Take the line containing "Parse this screenshot: output" and every line after it in the data below, and print them exactly as given, with nothing else.

■ Material for this task:
+ + + +

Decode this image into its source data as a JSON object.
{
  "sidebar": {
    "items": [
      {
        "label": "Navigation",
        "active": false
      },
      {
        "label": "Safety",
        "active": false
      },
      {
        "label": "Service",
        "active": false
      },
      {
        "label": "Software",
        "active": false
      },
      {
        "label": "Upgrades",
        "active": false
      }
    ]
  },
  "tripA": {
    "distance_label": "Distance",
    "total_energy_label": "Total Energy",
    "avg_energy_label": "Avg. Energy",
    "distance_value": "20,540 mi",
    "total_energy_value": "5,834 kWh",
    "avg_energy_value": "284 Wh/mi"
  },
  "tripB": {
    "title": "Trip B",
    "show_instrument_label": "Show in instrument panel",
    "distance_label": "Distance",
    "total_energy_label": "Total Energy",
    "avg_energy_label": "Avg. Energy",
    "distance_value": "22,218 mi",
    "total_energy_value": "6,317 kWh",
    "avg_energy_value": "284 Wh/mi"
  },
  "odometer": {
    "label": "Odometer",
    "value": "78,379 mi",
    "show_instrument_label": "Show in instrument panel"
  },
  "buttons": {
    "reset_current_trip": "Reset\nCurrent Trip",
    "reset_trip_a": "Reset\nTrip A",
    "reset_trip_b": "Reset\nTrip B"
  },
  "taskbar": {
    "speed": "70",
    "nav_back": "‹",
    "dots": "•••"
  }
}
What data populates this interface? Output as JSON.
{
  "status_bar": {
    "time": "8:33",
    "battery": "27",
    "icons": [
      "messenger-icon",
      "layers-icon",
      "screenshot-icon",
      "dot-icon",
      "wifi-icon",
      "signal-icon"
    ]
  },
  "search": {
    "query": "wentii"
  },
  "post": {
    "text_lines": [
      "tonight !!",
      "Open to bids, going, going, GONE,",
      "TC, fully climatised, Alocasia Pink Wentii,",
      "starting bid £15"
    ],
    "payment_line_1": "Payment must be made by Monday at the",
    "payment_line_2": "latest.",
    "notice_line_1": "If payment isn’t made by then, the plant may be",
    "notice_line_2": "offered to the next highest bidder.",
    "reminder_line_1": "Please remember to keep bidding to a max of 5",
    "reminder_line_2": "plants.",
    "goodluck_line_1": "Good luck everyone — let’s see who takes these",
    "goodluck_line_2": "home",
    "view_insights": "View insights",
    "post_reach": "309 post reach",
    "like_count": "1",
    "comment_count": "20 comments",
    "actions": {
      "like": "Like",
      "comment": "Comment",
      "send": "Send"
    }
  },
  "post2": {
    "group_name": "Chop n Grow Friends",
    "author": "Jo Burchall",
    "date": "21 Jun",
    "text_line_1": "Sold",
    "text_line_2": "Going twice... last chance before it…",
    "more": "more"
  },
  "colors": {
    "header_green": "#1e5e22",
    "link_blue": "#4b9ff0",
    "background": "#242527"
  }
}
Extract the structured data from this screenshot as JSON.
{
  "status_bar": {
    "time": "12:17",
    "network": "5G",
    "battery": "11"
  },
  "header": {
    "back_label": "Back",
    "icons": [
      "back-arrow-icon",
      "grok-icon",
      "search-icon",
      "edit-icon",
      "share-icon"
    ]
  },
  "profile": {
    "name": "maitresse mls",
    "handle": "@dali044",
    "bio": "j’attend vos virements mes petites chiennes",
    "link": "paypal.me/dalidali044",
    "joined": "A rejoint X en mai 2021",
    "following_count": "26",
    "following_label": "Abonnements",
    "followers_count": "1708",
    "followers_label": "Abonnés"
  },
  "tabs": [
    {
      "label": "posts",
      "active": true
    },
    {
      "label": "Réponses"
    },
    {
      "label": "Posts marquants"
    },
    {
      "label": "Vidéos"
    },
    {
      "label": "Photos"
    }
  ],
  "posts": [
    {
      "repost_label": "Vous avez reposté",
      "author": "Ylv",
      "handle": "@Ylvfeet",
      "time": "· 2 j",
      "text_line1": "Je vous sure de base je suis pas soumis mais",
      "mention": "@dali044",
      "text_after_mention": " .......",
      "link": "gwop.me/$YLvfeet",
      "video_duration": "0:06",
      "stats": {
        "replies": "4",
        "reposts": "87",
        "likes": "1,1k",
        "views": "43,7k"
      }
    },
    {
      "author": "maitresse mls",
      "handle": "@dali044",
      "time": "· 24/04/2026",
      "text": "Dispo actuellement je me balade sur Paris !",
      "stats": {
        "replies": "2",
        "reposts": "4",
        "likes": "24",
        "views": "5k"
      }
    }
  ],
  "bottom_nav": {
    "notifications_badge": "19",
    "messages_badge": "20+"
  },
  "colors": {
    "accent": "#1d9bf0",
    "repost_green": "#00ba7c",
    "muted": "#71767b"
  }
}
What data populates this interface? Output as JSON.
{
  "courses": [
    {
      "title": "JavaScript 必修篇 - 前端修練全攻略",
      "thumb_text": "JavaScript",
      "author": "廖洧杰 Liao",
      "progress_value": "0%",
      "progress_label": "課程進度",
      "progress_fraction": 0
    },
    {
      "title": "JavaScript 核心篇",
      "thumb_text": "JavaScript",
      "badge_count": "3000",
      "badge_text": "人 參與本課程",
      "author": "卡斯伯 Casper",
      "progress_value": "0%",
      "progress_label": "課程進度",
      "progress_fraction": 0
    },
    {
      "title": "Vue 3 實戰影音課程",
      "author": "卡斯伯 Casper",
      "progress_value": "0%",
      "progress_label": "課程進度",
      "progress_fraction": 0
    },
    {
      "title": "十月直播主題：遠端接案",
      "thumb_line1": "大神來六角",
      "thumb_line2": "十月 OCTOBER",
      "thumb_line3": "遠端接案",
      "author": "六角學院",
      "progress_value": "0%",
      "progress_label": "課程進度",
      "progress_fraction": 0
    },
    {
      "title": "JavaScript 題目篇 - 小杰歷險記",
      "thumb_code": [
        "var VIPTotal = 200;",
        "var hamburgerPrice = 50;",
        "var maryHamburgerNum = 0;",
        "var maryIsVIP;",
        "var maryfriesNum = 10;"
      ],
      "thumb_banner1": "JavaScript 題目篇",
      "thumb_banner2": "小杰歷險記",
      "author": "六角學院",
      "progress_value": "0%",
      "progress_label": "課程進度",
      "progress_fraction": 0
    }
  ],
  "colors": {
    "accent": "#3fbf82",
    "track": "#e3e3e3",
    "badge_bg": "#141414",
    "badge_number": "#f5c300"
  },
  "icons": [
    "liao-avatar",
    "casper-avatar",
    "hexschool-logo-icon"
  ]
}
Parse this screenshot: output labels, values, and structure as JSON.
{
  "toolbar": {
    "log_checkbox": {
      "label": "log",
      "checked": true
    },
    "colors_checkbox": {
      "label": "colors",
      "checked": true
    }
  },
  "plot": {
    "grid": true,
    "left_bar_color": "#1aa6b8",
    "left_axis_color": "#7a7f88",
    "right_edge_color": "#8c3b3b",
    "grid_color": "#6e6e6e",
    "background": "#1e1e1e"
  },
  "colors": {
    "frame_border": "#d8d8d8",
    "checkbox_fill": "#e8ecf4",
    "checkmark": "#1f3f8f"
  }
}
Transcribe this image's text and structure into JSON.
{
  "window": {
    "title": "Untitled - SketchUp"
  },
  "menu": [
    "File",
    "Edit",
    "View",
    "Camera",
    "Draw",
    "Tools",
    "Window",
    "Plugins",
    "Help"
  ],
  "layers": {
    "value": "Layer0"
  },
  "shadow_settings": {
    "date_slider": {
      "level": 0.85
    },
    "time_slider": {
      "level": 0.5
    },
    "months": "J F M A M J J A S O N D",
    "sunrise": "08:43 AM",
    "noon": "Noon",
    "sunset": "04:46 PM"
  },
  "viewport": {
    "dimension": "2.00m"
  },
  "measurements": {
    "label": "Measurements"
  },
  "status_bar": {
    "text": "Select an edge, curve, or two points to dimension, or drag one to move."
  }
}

+ + + +

■ Answer to this problem:
Parse this screenshot: output labels, values, and structure as JSON.
{
  "toolbar": {
    "log_checkbox": {
      "label": "log",
      "checked": true
    },
    "colors_checkbox": {
      "label": "colors",
      "checked": true
    }
  },
  "plot": {
    "grid": true,
    "left_bar_color": "#1aa6b8",
    "left_axis_color": "#7a7f88",
    "right_edge_color": "#8c3b3b",
    "grid_color": "#6e6e6e",
    "background": "#1e1e1e"
  },
  "colors": {
    "frame_border": "#d8d8d8",
    "checkbox_fill": "#e8ecf4",
    "checkmark": "#1f3f8f"
  }
}
Transcribe this image's text and structure into JSON.
{
  "window": {
    "title": "Untitled - SketchUp"
  },
  "menu": [
    "File",
    "Edit",
    "View",
    "Camera",
    "Draw",
    "Tools",
    "Window",
    "Plugins",
    "Help"
  ],
  "layers": {
    "value": "Layer0"
  },
  "shadow_settings": {
    "date_slider": {
      "level": 0.85
    },
    "time_slider": {
      "level": 0.5
    },
    "months": "J F M A M J J A S O N D",
    "sunrise": "08:43 AM",
    "noon": "Noon",
    "sunset": "04:46 PM"
  },
  "viewport": {
    "dimension": "2.00m"
  },
  "measurements": {
    "label": "Measurements"
  },
  "status_bar": {
    "text": "Select an edge, curve, or two points to dimension, or drag one to move."
  }
}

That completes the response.